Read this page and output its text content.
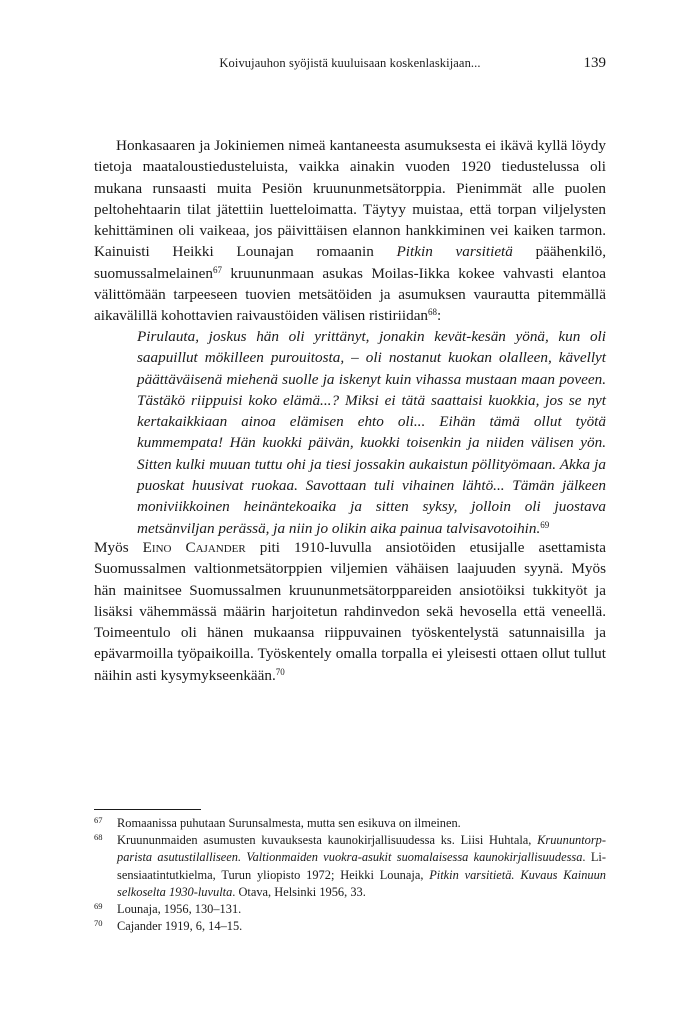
Koivujauhon syöjistä kuuluisaan koskenlaskijaan...	139

Honkasaaren ja Jokiniemen nimeä kantaneesta asumuksesta ei ikävä kyllä löydy tietoja maataloustiedusteluista, vaikka ainakin vuoden 1920 tiedustelussa oli mukana runsaasti muita Pesiön kruununmetsätorppia. Pienimmät alle puolen peltohehtaarin tilat jätettiin luetteloimatta. Täytyy muistaa, että torpan viljelysten kehittäminen oli vaikeaa, jos päivittäisen elannon hankkiminen vei kaiken tarmon. Kainuisti Heikki Lounajan romaanin Pitkin varsitietä päähenkilö, suomussalmelainen$^{67}$ kruununmaan asukas Moilas-Iikka kokee vahvasti elantoa välittömään tarpeeseen tuovien metsätöiden ja asumuksen vaurautta pitemmällä aikavälillä kohottavien raivaustöiden välisen ristiriidan$^{68}$:

Pirulauta, joskus hän oli yrittänyt, jonakin kevät-kesän yönä, kun oli saapuillut mökilleen purouitosta, – oli nostanut kuokan olalleen, kävellyt päättäväisenä miehenä suolle ja iskenyt kuin vihassa mustaan maan poveen. Tästäkö riippuisi koko elämä...? Miksi ei tätä saattaisi kuokkia, jos se nyt kertakaikkiaan ainoa elämisen ehto oli... Eihän tämä ollut työtä kummempata! Hän kuokki päivän, kuokki toisenkin ja niiden välisen yön. Sitten kulki muuan tuttu ohi ja tiesi jossakin aukaistun pöllityömaan. Akka ja puoskat huusivat ruokaa. Savottaan tuli vihainen lähtö... Tämän jälkeen moniviikkoinen heinäntekoaika ja sitten syksy, jolloin oli juostava metsänviljan perässä, ja niin jo olikin aika painua talvisavotoihin.$^{69}$

Myös Eino Cajander piti 1910-luvulla ansiotöiden etusijalle asettamista Suomussalmen valtionmetsätorppien viljemien vähäisen laajuuden syynä. Myös hän mainitsee Suomussalmen kruununmetsätorppareiden ansiotöiksi tukkityöt ja lisäksi vähemmässä määrin harjoitetun rahdinvedon sekä hevosella että veneellä. Toimeentulo oli hänen mukaansa riippuvainen työskentelystä satunnaisilla ja epävarmoilla työpaikoilla. Työskentely omalla torpalla ei yleisesti ottaen ollut tullut näihin asti kysymykseenkään.$^{70}$

67 Romaanissa puhutaan Surunsalmesta, mutta sen esikuva on ilmeinen.

68 Kruununmaiden asumusten kuvauksesta kaunokirjallisuudessa ks. Liisi Huhtala, Kruununtorpparista asutustilalliseen. Valtionmaiden vuokra-asukit suomalaisessa kaunokirjallisuudessa. Lisensiaatintutkielma, Turun yliopisto 1972; Heikki Lounaja, Pitkin varsitietä. Kuvaus Kainuun selkoselta 1930-luvulta. Otava, Helsinki 1956, 33.

69 Lounaja, 1956, 130–131.

70 Cajander 1919, 6, 14–15.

*-*-*

### TASK DIRECTIONS
Pictures excluded, quote all the data above exactly.

### CORRECT OUTPUT
Read this page and output its text content.
Koivujauhon syöjistä kuuluisaan koskenlaskijaan...	139

Honkasaaren ja Jokiniemen nimeä kantaneesta asumuksesta ei ikävä kyllä löydy tietoja maataloustiedusteluista, vaikka ainakin vuoden 1920 tiedustelussa oli mukana runsaasti muita Pesiön kruununmetsätorppia. Pienimmät alle puolen peltohehtaarin tilat jätettiin luetteloimatta. Täytyy muistaa, että torpan viljelysten kehittäminen oli vaikeaa, jos päivittäisen elannon hankkiminen vei kaiken tarmon. Kainuisti Heikki Lounajan romaanin Pitkin varsitietä päähenkilö, suomussalmelainen$^{67}$ kruununmaan asukas Moilas-Iikka kokee vahvasti elantoa välittömään tarpeeseen tuovien metsätöiden ja asumuksen vaurautta pitemmällä aikavälillä kohottavien raivaustöiden välisen ristiriidan$^{68}$:

Pirulauta, joskus hän oli yrittänyt, jonakin kevät-kesän yönä, kun oli saapuillut mökilleen purouitosta, – oli nostanut kuokan olalleen, kävellyt päättäväisenä miehenä suolle ja iskenyt kuin vihassa mustaan maan poveen. Tästäkö riippuisi koko elämä...? Miksi ei tätä saattaisi kuokkia, jos se nyt kertakaikkiaan ainoa elämisen ehto oli... Eihän tämä ollut työtä kummempata! Hän kuokki päivän, kuokki toisenkin ja niiden välisen yön. Sitten kulki muuan tuttu ohi ja tiesi jossakin aukaistun pöllityömaan. Akka ja puoskat huusivat ruokaa. Savottaan tuli vihainen lähtö... Tämän jälkeen moniviikkoinen heinäntekoaika ja sitten syksy, jolloin oli juostava metsänviljan perässä, ja niin jo olikin aika painua talvisavotoihin.$^{69}$

Myös Eino Cajander piti 1910-luvulla ansiotöiden etusijalle asettamista Suomussalmen valtionmetsätorppien viljemien vähäisen laajuuden syynä. Myös hän mainitsee Suomussalmen kruununmetsätorppareiden ansiotöiksi tukkityöt ja lisäksi vähemmässä määrin harjoitetun rahdinvedon sekä hevosella että veneellä. Toimeentulo oli hänen mukaansa riippuvainen työskentelystä satunnaisilla ja epävarmoilla työpaikoilla. Työskentely omalla torpalla ei yleisesti ottaen ollut tullut näihin asti kysymykseenkään.$^{70}$

67 Romaanissa puhutaan Surunsalmesta, mutta sen esikuva on ilmeinen.

68 Kruununmaiden asumusten kuvauksesta kaunokirjallisuudessa ks. Liisi Huhtala, Kruununtorpparista asutustilalliseen. Valtionmaiden vuokra-asukit suomalaisessa kaunokirjallisuudessa. Lisensiaatintutkielma, Turun yliopisto 1972; Heikki Lounaja, Pitkin varsitietä. Kuvaus Kainuun selkoselta 1930-luvulta. Otava, Helsinki 1956, 33.

69 Lounaja, 1956, 130–131.

70 Cajander 1919, 6, 14–15.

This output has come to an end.